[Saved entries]
***

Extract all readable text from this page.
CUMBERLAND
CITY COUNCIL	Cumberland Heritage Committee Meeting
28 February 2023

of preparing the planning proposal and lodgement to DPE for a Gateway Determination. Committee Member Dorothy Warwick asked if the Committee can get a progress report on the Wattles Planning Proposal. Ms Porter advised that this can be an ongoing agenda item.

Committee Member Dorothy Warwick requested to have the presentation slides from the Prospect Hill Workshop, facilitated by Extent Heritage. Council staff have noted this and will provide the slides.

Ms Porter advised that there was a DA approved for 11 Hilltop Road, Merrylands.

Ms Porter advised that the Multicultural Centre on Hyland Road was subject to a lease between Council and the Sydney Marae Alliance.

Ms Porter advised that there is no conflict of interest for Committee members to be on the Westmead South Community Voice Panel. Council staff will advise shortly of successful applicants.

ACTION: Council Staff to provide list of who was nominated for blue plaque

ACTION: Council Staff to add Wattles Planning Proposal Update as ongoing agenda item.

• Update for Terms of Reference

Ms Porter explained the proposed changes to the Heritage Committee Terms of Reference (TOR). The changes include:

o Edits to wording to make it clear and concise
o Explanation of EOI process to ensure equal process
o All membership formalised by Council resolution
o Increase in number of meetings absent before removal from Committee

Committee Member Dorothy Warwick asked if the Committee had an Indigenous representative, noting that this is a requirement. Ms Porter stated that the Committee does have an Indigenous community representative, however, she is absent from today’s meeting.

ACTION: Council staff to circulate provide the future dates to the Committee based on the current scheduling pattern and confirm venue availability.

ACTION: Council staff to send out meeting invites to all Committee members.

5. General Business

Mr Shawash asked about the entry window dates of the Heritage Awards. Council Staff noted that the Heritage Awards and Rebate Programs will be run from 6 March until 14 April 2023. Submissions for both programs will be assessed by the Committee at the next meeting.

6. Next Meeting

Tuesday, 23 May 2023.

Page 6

***

*Your objective:*
Give a word-for-word copy of the records.

*The answer:*
Extract all readable text from this page.
CUMBERLAND
CITY COUNCIL	Cumberland Heritage Committee Meeting
28 February 2023

of preparing the planning proposal and lodgement to DPE for a Gateway Determination. Committee Member Dorothy Warwick asked if the Committee can get a progress report on the Wattles Planning Proposal. Ms Porter advised that this can be an ongoing agenda item.

Committee Member Dorothy Warwick requested to have the presentation slides from the Prospect Hill Workshop, facilitated by Extent Heritage. Council staff have noted this and will provide the slides.

Ms Porter advised that there was a DA approved for 11 Hilltop Road, Merrylands.

Ms Porter advised that the Multicultural Centre on Hyland Road was subject to a lease between Council and the Sydney Marae Alliance.

Ms Porter advised that there is no conflict of interest for Committee members to be on the Westmead South Community Voice Panel. Council staff will advise shortly of successful applicants.

ACTION: Council Staff to provide list of who was nominated for blue plaque

ACTION: Council Staff to add Wattles Planning Proposal Update as ongoing agenda item.

• Update for Terms of Reference

Ms Porter explained the proposed changes to the Heritage Committee Terms of Reference (TOR). The changes include:

o Edits to wording to make it clear and concise
o Explanation of EOI process to ensure equal process
o All membership formalised by Council resolution
o Increase in number of meetings absent before removal from Committee

Committee Member Dorothy Warwick asked if the Committee had an Indigenous representative, noting that this is a requirement. Ms Porter stated that the Committee does have an Indigenous community representative, however, she is absent from today’s meeting.

ACTION: Council staff to circulate provide the future dates to the Committee based on the current scheduling pattern and confirm venue availability.

ACTION: Council staff to send out meeting invites to all Committee members.

5. General Business

Mr Shawash asked about the entry window dates of the Heritage Awards. Council Staff noted that the Heritage Awards and Rebate Programs will be run from 6 March until 14 April 2023. Submissions for both programs will be assessed by the Committee at the next meeting.

6. Next Meeting

Tuesday, 23 May 2023.

Page 6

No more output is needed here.